Go through the entries below and pick out every line with "JSON".

### Available records
++++

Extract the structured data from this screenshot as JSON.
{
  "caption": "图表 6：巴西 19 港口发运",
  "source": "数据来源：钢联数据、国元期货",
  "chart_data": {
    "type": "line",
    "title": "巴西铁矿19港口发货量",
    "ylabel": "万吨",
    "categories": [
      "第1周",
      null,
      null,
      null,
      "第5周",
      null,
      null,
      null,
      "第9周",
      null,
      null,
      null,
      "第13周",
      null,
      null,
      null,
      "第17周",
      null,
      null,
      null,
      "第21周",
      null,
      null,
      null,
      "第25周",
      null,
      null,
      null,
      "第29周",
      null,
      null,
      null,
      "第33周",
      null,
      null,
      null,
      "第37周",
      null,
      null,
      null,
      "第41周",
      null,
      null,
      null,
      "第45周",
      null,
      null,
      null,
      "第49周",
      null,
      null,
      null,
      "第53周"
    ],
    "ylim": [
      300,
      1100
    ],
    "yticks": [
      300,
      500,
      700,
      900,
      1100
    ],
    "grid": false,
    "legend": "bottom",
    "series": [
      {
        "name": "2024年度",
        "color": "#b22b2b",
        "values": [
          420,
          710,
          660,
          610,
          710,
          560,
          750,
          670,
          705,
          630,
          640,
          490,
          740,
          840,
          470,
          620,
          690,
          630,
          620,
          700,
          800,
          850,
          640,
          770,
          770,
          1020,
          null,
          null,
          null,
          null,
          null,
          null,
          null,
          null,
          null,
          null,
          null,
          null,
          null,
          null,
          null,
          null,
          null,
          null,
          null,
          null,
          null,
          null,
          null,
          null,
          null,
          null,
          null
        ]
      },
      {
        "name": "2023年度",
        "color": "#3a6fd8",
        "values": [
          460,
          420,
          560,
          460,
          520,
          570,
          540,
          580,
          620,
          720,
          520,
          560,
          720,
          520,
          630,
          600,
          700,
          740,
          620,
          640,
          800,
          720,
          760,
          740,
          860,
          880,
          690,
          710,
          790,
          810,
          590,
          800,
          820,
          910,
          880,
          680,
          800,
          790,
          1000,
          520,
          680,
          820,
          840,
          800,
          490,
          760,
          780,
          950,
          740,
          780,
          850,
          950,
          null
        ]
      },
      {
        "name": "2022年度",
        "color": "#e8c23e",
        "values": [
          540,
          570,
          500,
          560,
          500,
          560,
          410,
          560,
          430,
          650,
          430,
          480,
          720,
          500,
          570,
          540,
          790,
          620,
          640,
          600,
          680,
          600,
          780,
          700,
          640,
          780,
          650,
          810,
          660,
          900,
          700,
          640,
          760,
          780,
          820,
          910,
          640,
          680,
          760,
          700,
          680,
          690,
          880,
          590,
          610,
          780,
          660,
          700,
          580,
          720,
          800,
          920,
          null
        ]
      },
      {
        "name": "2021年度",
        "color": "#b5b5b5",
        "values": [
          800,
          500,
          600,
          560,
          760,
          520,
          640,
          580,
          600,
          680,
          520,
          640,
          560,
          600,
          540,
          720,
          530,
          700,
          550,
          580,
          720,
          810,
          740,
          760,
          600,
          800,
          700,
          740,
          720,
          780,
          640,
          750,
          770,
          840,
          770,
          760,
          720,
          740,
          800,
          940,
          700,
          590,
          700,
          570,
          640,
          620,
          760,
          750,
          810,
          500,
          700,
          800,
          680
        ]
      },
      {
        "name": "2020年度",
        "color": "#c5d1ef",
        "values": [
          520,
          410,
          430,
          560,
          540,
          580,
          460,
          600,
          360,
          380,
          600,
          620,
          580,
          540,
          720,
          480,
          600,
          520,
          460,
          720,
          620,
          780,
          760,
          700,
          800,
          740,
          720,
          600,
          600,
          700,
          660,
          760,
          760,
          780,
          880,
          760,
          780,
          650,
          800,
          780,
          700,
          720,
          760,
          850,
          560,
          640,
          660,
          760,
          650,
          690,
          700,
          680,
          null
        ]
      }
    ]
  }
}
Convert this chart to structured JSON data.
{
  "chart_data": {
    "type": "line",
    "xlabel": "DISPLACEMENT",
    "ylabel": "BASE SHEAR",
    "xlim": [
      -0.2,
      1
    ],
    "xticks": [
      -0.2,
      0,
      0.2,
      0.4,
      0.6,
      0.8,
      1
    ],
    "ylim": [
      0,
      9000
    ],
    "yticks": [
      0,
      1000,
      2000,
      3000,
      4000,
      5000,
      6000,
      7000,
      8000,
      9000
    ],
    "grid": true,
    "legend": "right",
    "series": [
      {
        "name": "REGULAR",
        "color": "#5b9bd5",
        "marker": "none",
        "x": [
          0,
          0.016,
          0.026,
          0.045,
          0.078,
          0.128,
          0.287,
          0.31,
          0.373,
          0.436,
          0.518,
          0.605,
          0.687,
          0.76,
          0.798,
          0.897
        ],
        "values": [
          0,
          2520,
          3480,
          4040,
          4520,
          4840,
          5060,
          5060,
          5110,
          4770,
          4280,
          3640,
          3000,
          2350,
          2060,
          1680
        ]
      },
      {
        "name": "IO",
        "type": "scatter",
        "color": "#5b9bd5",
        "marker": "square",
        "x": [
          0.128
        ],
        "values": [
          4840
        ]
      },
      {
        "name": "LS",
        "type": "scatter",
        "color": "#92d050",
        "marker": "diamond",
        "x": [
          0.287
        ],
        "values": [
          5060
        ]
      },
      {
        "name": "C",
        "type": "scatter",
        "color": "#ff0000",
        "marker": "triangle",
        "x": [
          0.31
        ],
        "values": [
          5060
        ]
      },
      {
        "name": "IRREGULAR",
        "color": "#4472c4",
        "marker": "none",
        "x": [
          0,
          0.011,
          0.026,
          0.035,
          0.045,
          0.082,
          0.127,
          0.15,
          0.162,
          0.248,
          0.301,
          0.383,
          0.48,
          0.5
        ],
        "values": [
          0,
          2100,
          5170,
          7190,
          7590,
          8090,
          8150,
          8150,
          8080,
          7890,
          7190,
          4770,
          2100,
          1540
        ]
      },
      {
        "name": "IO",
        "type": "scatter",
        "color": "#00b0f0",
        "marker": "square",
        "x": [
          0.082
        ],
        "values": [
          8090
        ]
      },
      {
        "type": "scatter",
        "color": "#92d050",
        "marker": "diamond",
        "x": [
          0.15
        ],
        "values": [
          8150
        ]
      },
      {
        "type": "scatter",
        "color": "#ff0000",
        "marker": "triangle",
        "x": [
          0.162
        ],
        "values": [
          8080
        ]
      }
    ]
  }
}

++++

### Task output
Extract the structured data from this screenshot as JSON.
Convert this chart to structured JSON data.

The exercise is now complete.